▶ Task objective: Each line that includes the word "Reported" counts once; give the total and nothing more.

##### Extracted material #####

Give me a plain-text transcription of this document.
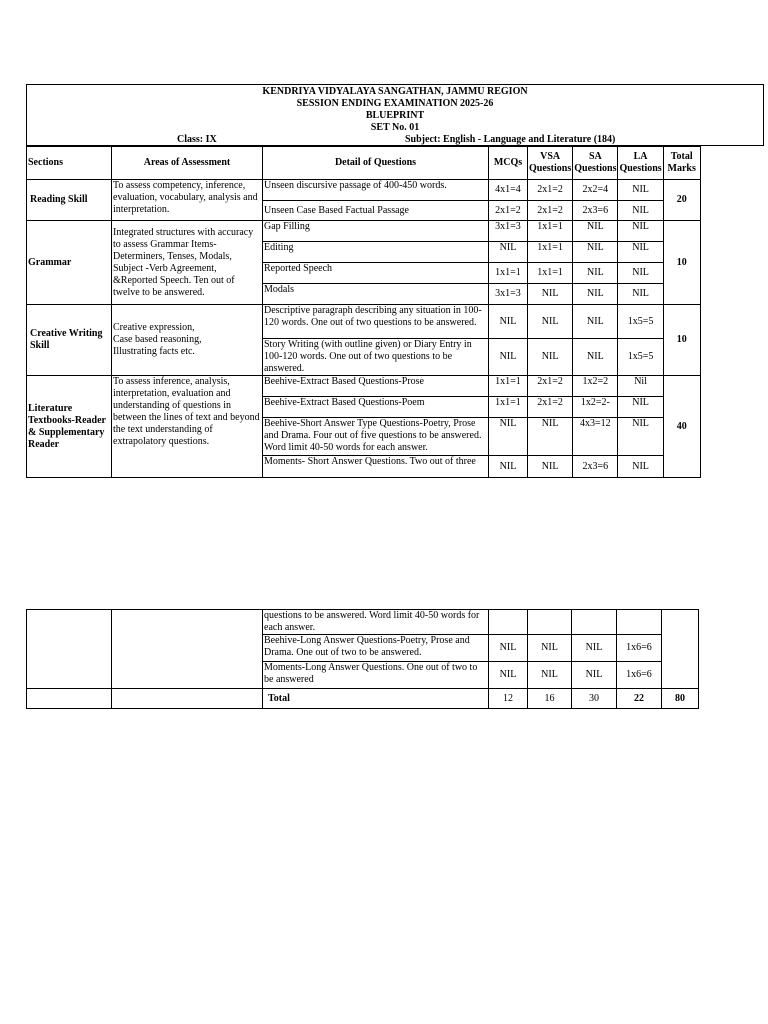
KENDRIYA VIDYALAYA SANGATHAN, JAMMU REGION
SESSION ENDING EXAMINATION 2025-26
BLUEPRINT
SET No. 01
Class: IX	Subject: English - Language and Literature (184)
Sections	Areas of Assessment	Detail of Questions	MCQs	VSA Questions	SA Questions	LA Questions	Total Marks
Reading Skill	To assess competency, inference, evaluation, vocabulary, analysis and interpretation.	Unseen discursive passage of 400-450 words.	4x1=4	2x1=2	2x2=4	NIL	20
		Unseen Case Based Factual Passage	2x1=2	2x1=2	2x3=6	NIL	
Grammar	Integrated structures with accuracy to assess Grammar Items-Determiners, Tenses, Modals, Subject -Verb Agreement, &Reported Speech. Ten out of twelve to be answered.	Gap Filling	3x1=3	1x1=1	NIL	NIL	10
		Editing	NIL	1x1=1	NIL	NIL	
		Reported Speech	1x1=1	1x1=1	NIL	NIL	
		Modals	3x1=3	NIL	NIL	NIL	
Creative Writing Skill	Creative expression,
Case based reasoning,
Illustrating facts etc.	Descriptive paragraph describing any situation in 100-120 words. One out of two questions to be answered.	NIL	NIL	NIL	1x5=5	10
		Story Writing (with outline given) or Diary Entry in 100-120 words. One out of two questions to be answered.	NIL	NIL	NIL	1x5=5	
Literature Textbooks-Reader & Supplementary Reader	To assess inference, analysis, interpretation, evaluation and understanding of questions in between the lines of text and beyond the text understanding of extrapolatory questions.	Beehive-Extract Based Questions-Prose	1x1=1	2x1=2	1x2=2	Nil	40
		Beehive-Extract Based Questions-Poem	1x1=1	2x1=2	1x2=2-	NIL	
		Beehive-Short Answer Type Questions-Poetry, Prose and Drama. Four out of five questions to be answered. Word limit 40-50 words for each answer.	NIL	NIL	4x3=12	NIL	
		Moments- Short Answer Questions. Two out of three	NIL	NIL	2x3=6	NIL	
		questions to be answered. Word limit 40-50 words for each answer.					
		Beehive-Long Answer Questions-Poetry, Prose and Drama. One out of two to be answered.	NIL	NIL	NIL	1x6=6	
		Moments-Long Answer Questions. One out of two to be answered	NIL	NIL	NIL	1x6=6	
		Total	12	16	30	22	80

#####

▶ Exercise response: 2